[START OF DATA FOR THIS EXERCISE]
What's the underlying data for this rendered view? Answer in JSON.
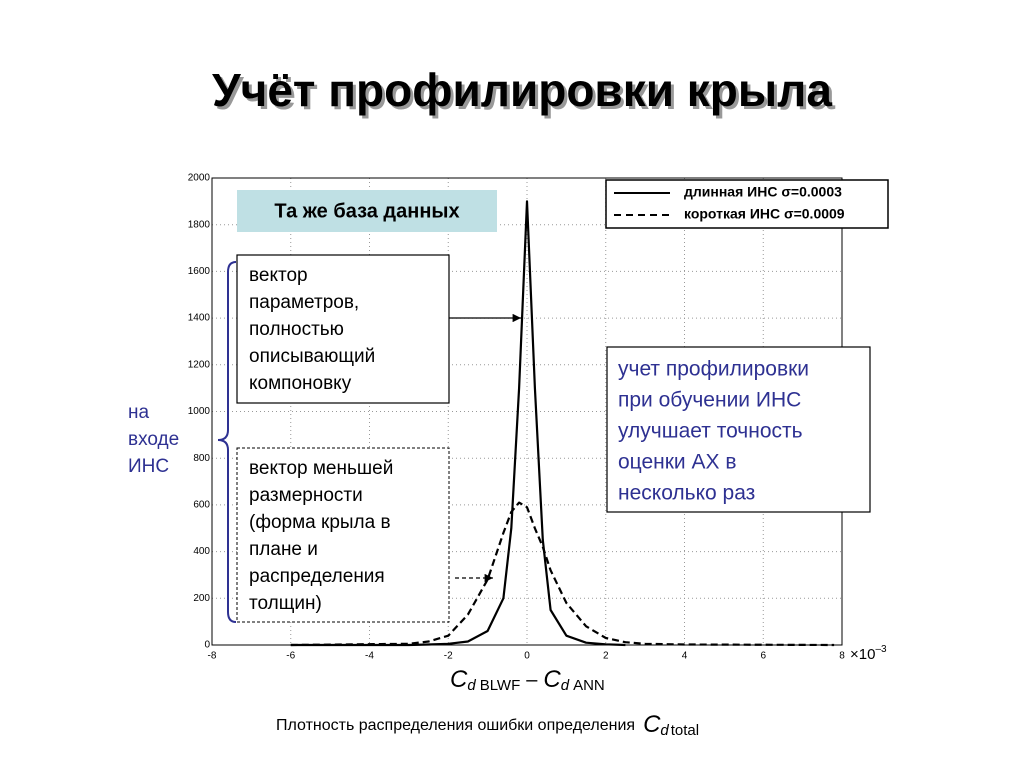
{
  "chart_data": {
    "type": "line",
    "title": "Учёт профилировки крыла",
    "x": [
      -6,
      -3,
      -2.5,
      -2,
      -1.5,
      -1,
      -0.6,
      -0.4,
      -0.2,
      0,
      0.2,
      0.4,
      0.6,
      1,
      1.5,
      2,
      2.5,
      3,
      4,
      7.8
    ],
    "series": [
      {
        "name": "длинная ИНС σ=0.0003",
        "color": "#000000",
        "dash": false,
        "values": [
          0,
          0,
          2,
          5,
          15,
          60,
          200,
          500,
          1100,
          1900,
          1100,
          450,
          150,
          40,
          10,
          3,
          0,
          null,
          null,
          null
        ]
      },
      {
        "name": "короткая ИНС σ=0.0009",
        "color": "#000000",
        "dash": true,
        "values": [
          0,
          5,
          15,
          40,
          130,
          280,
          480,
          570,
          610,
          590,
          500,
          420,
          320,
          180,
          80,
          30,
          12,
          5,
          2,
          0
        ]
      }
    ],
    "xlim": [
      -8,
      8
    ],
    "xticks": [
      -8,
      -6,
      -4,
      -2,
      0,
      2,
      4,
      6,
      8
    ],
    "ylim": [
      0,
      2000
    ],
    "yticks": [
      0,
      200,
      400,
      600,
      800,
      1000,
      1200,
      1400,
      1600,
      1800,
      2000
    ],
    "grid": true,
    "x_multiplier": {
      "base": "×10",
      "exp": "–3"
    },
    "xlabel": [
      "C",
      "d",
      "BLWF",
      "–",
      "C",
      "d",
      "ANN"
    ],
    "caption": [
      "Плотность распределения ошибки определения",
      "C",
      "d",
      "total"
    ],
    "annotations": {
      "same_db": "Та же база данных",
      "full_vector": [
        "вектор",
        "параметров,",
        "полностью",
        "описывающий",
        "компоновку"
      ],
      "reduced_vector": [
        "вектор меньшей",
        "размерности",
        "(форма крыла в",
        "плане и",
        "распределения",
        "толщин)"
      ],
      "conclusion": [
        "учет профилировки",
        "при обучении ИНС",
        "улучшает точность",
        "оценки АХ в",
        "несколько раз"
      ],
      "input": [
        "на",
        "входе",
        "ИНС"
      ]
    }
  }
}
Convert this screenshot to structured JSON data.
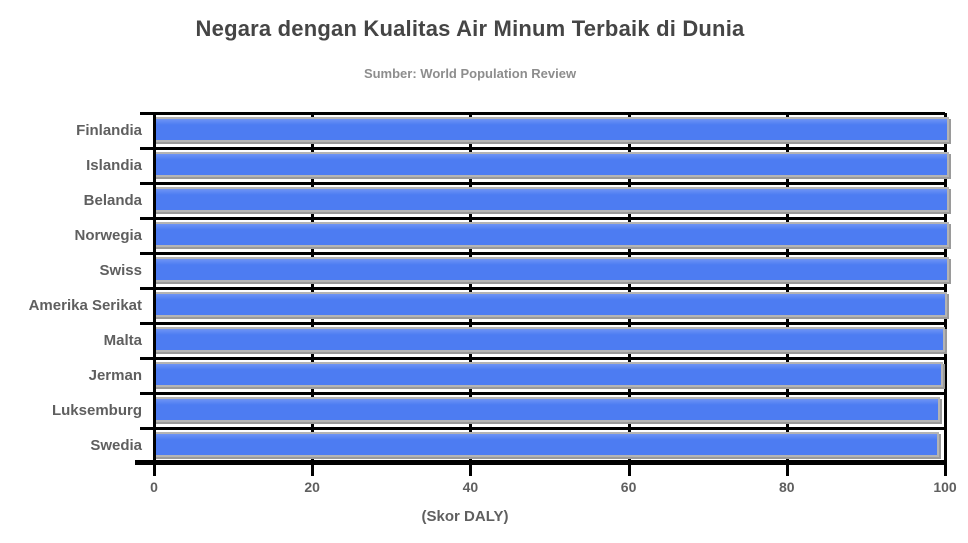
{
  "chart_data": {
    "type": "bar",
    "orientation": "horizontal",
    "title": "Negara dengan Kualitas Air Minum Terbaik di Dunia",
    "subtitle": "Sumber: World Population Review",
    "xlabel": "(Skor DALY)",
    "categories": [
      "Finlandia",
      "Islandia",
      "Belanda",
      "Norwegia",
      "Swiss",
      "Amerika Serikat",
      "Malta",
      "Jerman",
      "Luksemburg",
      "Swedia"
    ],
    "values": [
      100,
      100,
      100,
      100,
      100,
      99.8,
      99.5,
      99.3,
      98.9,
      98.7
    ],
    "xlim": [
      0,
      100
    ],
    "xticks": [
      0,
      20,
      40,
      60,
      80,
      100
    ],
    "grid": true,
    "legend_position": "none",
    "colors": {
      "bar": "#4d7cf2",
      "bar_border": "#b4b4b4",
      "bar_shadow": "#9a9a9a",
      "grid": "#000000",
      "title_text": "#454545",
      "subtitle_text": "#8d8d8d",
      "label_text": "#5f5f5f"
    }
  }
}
[END OF DATA FOR THIS EXERCISE]
_OBJECTIVE_: Output every entry word for word, but omit the pictures.

_EXPECTED ANSWER_:
What's the underlying data for this rendered view? Answer in JSON.
{
  "chart_data": {
    "type": "line",
    "title": "Учёт профилировки крыла",
    "x": [
      -6,
      -3,
      -2.5,
      -2,
      -1.5,
      -1,
      -0.6,
      -0.4,
      -0.2,
      0,
      0.2,
      0.4,
      0.6,
      1,
      1.5,
      2,
      2.5,
      3,
      4,
      7.8
    ],
    "series": [
      {
        "name": "длинная ИНС σ=0.0003",
        "color": "#000000",
        "dash": false,
        "values": [
          0,
          0,
          2,
          5,
          15,
          60,
          200,
          500,
          1100,
          1900,
          1100,
          450,
          150,
          40,
          10,
          3,
          0,
          null,
          null,
          null
        ]
      },
      {
        "name": "короткая ИНС σ=0.0009",
        "color": "#000000",
        "dash": true,
        "values": [
          0,
          5,
          15,
          40,
          130,
          280,
          480,
          570,
          610,
          590,
          500,
          420,
          320,
          180,
          80,
          30,
          12,
          5,
          2,
          0
        ]
      }
    ],
    "xlim": [
      -8,
      8
    ],
    "xticks": [
      -8,
      -6,
      -4,
      -2,
      0,
      2,
      4,
      6,
      8
    ],
    "ylim": [
      0,
      2000
    ],
    "yticks": [
      0,
      200,
      400,
      600,
      800,
      1000,
      1200,
      1400,
      1600,
      1800,
      2000
    ],
    "grid": true,
    "x_multiplier": {
      "base": "×10",
      "exp": "–3"
    },
    "xlabel": [
      "C",
      "d",
      "BLWF",
      "–",
      "C",
      "d",
      "ANN"
    ],
    "caption": [
      "Плотность распределения ошибки определения",
      "C",
      "d",
      "total"
    ],
    "annotations": {
      "same_db": "Та же база данных",
      "full_vector": [
        "вектор",
        "параметров,",
        "полностью",
        "описывающий",
        "компоновку"
      ],
      "reduced_vector": [
        "вектор меньшей",
        "размерности",
        "(форма крыла в",
        "плане и",
        "распределения",
        "толщин)"
      ],
      "conclusion": [
        "учет профилировки",
        "при обучении ИНС",
        "улучшает точность",
        "оценки АХ в",
        "несколько раз"
      ],
      "input": [
        "на",
        "входе",
        "ИНС"
      ]
    }
  }
}
Convert this screenshot to structured JSON data.
{
  "chart_data": {
    "type": "bar",
    "orientation": "horizontal",
    "title": "Negara dengan Kualitas Air Minum Terbaik di Dunia",
    "subtitle": "Sumber: World Population Review",
    "xlabel": "(Skor DALY)",
    "categories": [
      "Finlandia",
      "Islandia",
      "Belanda",
      "Norwegia",
      "Swiss",
      "Amerika Serikat",
      "Malta",
      "Jerman",
      "Luksemburg",
      "Swedia"
    ],
    "values": [
      100,
      100,
      100,
      100,
      100,
      99.8,
      99.5,
      99.3,
      98.9,
      98.7
    ],
    "xlim": [
      0,
      100
    ],
    "xticks": [
      0,
      20,
      40,
      60,
      80,
      100
    ],
    "grid": true,
    "legend_position": "none",
    "colors": {
      "bar": "#4d7cf2",
      "bar_border": "#b4b4b4",
      "bar_shadow": "#9a9a9a",
      "grid": "#000000",
      "title_text": "#454545",
      "subtitle_text": "#8d8d8d",
      "label_text": "#5f5f5f"
    }
  }
}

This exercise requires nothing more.